*Task goal*:
Of the lines in the data below, count the ones holding the string "Сообщений", and answer with that number only.

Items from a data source
______
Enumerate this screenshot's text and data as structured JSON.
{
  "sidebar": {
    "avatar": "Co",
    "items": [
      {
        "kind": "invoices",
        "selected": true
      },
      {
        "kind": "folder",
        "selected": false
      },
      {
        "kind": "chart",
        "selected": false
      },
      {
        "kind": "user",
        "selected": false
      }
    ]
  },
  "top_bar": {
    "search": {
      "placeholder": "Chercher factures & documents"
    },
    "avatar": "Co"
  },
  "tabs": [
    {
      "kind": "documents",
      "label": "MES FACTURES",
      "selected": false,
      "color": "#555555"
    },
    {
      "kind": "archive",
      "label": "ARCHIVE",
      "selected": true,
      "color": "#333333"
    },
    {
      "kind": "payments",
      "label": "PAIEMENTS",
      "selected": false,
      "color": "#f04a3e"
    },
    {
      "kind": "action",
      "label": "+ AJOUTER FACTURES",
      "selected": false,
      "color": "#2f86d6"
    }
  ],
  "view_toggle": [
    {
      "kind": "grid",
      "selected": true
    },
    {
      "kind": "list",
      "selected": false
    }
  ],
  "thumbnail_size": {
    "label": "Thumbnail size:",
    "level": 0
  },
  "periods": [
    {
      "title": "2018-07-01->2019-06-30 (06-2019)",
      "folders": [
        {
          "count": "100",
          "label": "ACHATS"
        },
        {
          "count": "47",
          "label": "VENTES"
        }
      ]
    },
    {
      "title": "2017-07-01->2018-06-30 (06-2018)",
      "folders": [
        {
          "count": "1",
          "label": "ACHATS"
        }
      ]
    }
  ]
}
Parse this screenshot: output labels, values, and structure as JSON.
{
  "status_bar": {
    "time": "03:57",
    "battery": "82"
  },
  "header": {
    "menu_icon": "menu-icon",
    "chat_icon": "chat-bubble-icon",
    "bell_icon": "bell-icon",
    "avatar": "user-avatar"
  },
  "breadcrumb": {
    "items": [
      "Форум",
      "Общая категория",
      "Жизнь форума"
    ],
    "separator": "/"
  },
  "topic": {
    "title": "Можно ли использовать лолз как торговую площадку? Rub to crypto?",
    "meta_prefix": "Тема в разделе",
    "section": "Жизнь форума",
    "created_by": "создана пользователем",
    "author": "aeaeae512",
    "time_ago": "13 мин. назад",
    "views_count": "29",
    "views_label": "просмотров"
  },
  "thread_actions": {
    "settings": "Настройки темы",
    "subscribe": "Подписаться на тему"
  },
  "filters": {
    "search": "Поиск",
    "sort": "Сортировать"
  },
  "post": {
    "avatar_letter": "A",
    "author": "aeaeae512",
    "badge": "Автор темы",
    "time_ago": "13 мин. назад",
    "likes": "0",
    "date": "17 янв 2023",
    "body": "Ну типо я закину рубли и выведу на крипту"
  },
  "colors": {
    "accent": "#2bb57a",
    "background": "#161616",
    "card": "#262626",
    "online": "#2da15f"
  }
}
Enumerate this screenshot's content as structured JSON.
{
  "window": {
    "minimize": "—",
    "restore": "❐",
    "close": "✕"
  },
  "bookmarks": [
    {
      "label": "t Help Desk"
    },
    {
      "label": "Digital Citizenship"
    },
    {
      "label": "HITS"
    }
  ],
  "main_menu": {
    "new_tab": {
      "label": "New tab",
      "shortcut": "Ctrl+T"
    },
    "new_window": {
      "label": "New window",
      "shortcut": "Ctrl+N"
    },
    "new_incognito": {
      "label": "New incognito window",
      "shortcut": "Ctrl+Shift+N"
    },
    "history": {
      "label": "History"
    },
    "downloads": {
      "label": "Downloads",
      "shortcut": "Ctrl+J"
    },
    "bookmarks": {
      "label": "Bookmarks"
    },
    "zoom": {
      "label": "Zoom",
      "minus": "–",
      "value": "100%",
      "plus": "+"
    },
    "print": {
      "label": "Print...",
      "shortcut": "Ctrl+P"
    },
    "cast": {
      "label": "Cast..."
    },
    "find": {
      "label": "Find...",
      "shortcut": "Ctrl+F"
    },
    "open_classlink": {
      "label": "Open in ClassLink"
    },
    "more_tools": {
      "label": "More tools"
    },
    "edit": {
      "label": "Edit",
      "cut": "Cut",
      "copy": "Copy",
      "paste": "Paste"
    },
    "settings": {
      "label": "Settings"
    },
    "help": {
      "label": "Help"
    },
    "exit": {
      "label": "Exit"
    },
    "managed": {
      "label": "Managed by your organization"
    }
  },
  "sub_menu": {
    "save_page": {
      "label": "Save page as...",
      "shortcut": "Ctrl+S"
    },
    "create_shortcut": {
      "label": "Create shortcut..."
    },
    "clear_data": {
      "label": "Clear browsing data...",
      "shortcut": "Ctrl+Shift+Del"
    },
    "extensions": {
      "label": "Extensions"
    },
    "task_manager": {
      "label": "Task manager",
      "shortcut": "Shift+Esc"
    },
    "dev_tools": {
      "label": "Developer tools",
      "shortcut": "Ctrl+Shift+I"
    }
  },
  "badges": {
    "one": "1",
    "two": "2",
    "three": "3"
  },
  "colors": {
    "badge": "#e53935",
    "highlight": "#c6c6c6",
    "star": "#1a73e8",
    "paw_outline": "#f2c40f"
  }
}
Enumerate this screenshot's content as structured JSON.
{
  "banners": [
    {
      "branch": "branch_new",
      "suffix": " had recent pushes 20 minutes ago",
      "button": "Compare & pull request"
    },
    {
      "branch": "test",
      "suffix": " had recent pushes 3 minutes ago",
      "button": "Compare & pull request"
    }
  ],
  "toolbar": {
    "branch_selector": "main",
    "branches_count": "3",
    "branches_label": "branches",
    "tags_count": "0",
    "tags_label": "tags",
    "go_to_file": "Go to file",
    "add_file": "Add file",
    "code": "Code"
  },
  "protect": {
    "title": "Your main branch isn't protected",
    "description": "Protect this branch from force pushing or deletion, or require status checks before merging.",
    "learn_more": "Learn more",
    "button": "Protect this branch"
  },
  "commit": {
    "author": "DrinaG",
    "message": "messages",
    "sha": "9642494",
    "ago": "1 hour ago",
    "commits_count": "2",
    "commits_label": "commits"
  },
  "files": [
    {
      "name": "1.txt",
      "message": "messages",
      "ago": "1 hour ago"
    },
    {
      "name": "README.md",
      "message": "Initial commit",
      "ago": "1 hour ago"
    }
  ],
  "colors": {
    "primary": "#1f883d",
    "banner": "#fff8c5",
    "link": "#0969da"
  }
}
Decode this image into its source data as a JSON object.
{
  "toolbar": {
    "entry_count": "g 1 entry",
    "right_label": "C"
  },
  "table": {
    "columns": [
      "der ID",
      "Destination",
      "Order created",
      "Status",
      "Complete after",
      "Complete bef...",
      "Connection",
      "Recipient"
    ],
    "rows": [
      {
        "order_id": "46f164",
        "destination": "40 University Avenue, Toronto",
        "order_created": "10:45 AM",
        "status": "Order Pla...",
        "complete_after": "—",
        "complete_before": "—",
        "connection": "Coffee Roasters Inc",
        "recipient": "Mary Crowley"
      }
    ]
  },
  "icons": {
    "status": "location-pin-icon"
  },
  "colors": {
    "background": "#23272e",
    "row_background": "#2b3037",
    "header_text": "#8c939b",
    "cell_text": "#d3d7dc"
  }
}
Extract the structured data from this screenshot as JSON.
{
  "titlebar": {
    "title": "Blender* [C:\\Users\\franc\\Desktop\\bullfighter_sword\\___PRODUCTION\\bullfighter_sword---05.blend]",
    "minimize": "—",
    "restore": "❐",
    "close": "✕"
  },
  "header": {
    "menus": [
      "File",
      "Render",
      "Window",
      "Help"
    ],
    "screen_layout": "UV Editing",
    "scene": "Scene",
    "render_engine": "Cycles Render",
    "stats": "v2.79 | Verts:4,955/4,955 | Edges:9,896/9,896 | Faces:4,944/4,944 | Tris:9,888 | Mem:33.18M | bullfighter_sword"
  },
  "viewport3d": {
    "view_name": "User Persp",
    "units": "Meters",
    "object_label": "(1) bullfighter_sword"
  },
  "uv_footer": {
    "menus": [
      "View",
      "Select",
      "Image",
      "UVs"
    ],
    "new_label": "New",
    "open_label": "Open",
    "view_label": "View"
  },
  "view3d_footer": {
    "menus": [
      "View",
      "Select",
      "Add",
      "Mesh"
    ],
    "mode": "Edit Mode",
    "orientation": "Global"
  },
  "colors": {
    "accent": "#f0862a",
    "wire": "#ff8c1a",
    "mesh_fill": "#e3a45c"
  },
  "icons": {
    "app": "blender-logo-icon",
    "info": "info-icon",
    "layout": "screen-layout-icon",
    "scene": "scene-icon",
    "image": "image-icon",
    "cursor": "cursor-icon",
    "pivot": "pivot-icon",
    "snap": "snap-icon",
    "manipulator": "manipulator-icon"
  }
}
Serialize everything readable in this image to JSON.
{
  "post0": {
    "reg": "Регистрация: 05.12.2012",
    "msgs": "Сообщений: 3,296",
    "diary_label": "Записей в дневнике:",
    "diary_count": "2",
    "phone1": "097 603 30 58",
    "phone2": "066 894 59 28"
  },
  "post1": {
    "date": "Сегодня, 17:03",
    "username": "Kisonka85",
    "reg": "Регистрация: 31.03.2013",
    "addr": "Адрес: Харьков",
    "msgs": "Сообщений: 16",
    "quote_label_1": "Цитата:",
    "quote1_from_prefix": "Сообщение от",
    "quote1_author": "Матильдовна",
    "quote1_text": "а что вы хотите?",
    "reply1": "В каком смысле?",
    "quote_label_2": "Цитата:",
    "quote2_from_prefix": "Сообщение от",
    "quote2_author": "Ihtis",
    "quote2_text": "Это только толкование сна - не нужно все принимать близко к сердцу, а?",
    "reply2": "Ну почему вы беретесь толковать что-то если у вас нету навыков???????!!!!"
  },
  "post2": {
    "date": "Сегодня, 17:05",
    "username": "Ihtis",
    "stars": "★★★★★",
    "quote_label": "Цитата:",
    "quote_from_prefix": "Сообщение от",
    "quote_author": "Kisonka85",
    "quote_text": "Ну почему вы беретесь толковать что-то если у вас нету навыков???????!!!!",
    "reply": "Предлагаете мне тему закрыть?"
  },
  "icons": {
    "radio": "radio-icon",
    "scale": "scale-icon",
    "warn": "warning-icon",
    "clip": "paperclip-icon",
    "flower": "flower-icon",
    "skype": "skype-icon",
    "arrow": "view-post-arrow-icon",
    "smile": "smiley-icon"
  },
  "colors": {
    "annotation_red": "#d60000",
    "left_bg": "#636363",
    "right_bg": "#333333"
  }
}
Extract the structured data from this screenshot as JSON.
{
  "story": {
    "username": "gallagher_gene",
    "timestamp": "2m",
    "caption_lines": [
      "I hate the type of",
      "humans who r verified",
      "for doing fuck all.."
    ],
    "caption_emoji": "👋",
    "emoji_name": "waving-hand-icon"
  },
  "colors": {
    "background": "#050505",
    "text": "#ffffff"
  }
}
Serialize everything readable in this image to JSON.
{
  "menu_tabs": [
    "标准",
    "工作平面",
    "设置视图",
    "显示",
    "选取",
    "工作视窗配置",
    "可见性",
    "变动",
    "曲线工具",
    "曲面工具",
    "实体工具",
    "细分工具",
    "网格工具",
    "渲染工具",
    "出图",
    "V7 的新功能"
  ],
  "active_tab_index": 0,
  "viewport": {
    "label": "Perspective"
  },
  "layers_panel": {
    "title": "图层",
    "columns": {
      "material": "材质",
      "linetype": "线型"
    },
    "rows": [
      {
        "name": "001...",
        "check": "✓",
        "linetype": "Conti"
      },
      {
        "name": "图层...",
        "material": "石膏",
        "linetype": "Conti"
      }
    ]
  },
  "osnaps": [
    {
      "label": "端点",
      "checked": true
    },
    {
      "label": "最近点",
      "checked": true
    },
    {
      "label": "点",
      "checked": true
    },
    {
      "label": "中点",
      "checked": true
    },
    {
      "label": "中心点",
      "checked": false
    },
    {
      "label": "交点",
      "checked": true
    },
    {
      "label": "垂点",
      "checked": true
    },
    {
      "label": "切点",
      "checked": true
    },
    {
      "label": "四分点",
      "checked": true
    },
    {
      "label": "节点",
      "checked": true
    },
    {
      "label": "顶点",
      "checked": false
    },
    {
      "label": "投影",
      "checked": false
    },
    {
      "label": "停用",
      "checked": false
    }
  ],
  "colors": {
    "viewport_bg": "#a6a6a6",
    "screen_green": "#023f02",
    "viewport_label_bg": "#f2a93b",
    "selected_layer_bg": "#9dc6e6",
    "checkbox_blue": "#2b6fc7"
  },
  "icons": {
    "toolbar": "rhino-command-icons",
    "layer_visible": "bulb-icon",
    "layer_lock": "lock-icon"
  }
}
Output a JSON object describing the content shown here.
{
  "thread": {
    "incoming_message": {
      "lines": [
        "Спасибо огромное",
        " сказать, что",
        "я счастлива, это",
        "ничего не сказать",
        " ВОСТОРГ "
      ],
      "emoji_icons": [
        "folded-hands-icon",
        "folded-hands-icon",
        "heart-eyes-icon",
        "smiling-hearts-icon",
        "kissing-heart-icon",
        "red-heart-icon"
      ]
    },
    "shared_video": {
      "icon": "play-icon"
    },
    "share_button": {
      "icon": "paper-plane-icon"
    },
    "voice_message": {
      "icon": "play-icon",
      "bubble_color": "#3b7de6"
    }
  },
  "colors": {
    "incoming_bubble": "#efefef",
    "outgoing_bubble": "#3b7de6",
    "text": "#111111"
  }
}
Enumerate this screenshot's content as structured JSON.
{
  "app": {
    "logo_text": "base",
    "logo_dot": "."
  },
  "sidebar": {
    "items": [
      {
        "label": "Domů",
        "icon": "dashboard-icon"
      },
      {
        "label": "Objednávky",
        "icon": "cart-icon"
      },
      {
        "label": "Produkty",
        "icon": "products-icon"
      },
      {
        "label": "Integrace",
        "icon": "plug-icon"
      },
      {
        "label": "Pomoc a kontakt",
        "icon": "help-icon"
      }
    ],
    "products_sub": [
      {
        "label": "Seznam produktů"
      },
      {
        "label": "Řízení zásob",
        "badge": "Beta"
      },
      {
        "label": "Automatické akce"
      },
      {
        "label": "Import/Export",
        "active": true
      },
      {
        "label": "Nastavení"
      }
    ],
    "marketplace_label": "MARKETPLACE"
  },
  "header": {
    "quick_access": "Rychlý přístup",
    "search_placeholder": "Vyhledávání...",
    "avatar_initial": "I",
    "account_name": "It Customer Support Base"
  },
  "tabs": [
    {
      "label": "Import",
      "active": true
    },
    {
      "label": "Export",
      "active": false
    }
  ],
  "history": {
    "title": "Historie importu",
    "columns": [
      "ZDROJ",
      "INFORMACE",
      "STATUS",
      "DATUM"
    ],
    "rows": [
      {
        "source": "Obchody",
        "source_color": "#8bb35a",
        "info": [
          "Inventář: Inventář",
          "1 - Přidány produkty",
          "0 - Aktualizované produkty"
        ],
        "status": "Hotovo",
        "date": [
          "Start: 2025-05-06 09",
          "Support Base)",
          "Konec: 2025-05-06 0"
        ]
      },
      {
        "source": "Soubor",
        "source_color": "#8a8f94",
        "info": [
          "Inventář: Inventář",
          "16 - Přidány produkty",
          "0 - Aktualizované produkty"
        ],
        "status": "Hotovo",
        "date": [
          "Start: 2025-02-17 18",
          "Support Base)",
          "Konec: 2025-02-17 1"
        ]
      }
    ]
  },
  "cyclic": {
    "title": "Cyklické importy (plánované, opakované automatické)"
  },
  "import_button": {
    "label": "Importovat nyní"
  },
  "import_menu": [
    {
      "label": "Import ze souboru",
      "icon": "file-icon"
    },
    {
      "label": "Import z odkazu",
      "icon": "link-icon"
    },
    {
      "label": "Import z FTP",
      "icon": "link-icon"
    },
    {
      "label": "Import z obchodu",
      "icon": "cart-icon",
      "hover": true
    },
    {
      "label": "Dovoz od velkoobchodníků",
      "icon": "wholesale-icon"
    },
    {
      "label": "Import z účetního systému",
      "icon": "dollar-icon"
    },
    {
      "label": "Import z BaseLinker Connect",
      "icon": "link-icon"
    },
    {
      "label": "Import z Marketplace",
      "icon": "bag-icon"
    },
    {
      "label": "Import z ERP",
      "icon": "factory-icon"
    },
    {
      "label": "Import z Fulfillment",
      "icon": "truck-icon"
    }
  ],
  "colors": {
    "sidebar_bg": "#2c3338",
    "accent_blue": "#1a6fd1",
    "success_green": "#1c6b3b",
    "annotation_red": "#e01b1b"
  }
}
______
*Written answer*:
2